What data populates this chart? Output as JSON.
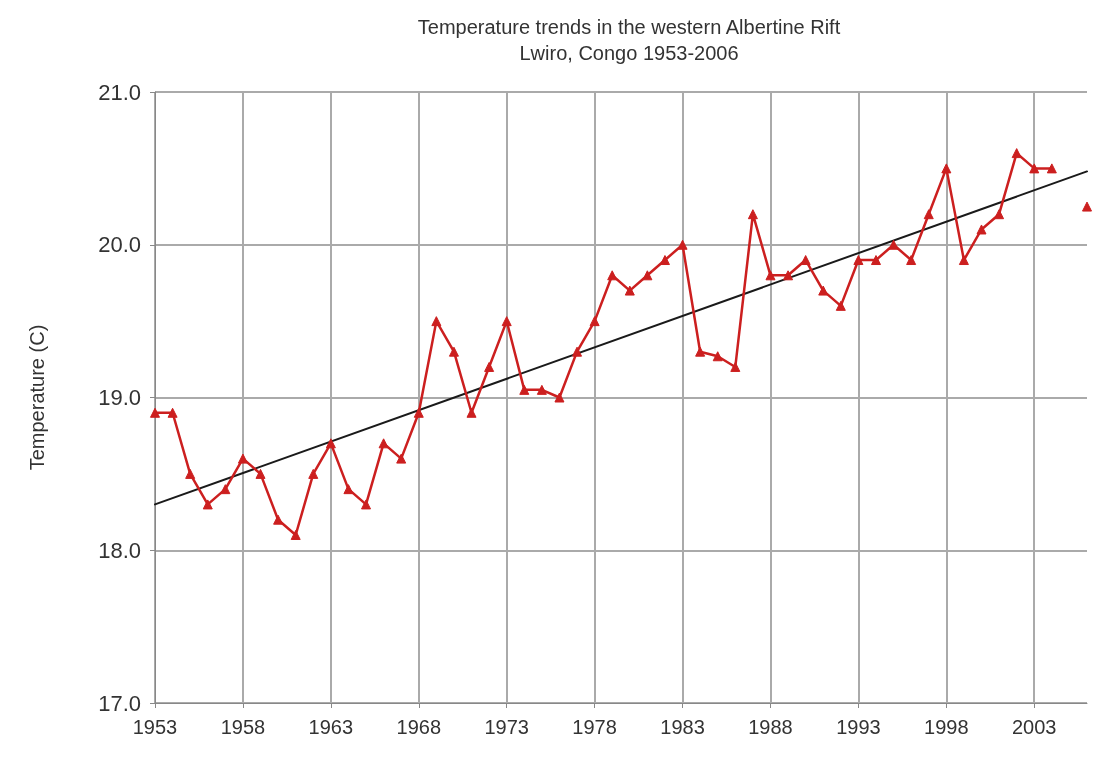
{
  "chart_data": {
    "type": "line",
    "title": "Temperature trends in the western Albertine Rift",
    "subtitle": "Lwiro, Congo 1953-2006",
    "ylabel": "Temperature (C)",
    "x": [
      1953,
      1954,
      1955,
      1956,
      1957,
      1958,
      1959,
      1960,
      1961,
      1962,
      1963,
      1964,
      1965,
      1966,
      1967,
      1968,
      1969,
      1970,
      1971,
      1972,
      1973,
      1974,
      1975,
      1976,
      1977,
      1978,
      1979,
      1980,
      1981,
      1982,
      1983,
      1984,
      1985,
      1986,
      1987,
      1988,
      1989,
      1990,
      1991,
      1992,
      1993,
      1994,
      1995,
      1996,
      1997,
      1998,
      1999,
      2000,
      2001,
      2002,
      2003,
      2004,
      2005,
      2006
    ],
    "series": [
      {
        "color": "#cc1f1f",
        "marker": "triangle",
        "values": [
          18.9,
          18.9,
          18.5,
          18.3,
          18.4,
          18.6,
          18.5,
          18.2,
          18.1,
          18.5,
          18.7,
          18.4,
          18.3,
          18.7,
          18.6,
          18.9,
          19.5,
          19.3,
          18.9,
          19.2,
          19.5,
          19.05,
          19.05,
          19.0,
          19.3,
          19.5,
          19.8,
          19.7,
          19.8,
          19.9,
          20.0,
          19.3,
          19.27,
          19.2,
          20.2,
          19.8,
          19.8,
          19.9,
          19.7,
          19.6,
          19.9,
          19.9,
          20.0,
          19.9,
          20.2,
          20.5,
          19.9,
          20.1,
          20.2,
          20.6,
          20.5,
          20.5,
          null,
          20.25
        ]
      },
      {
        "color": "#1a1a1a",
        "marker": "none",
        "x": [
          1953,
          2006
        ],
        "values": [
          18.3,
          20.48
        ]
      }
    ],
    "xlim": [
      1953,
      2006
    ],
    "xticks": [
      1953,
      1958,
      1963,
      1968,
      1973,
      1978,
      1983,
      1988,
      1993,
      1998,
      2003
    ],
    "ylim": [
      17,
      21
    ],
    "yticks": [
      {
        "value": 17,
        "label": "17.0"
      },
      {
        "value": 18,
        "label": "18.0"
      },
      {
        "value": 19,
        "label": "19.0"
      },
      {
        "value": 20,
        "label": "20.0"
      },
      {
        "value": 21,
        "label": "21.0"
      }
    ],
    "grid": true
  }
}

□ □ □ □ □

Instructions for the task | In the copy, include all records verbatim but no images.

Result |
What data populates this chart? Output as JSON.
{
  "chart_data": {
    "type": "line",
    "title": "Temperature trends in the western Albertine Rift",
    "subtitle": "Lwiro, Congo 1953-2006",
    "ylabel": "Temperature (C)",
    "x": [
      1953,
      1954,
      1955,
      1956,
      1957,
      1958,
      1959,
      1960,
      1961,
      1962,
      1963,
      1964,
      1965,
      1966,
      1967,
      1968,
      1969,
      1970,
      1971,
      1972,
      1973,
      1974,
      1975,
      1976,
      1977,
      1978,
      1979,
      1980,
      1981,
      1982,
      1983,
      1984,
      1985,
      1986,
      1987,
      1988,
      1989,
      1990,
      1991,
      1992,
      1993,
      1994,
      1995,
      1996,
      1997,
      1998,
      1999,
      2000,
      2001,
      2002,
      2003,
      2004,
      2005,
      2006
    ],
    "series": [
      {
        "color": "#cc1f1f",
        "marker": "triangle",
        "values": [
          18.9,
          18.9,
          18.5,
          18.3,
          18.4,
          18.6,
          18.5,
          18.2,
          18.1,
          18.5,
          18.7,
          18.4,
          18.3,
          18.7,
          18.6,
          18.9,
          19.5,
          19.3,
          18.9,
          19.2,
          19.5,
          19.05,
          19.05,
          19.0,
          19.3,
          19.5,
          19.8,
          19.7,
          19.8,
          19.9,
          20.0,
          19.3,
          19.27,
          19.2,
          20.2,
          19.8,
          19.8,
          19.9,
          19.7,
          19.6,
          19.9,
          19.9,
          20.0,
          19.9,
          20.2,
          20.5,
          19.9,
          20.1,
          20.2,
          20.6,
          20.5,
          20.5,
          null,
          20.25
        ]
      },
      {
        "color": "#1a1a1a",
        "marker": "none",
        "x": [
          1953,
          2006
        ],
        "values": [
          18.3,
          20.48
        ]
      }
    ],
    "xlim": [
      1953,
      2006
    ],
    "xticks": [
      1953,
      1958,
      1963,
      1968,
      1973,
      1978,
      1983,
      1988,
      1993,
      1998,
      2003
    ],
    "ylim": [
      17,
      21
    ],
    "yticks": [
      {
        "value": 17,
        "label": "17.0"
      },
      {
        "value": 18,
        "label": "18.0"
      },
      {
        "value": 19,
        "label": "19.0"
      },
      {
        "value": 20,
        "label": "20.0"
      },
      {
        "value": 21,
        "label": "21.0"
      }
    ],
    "grid": true
  }
}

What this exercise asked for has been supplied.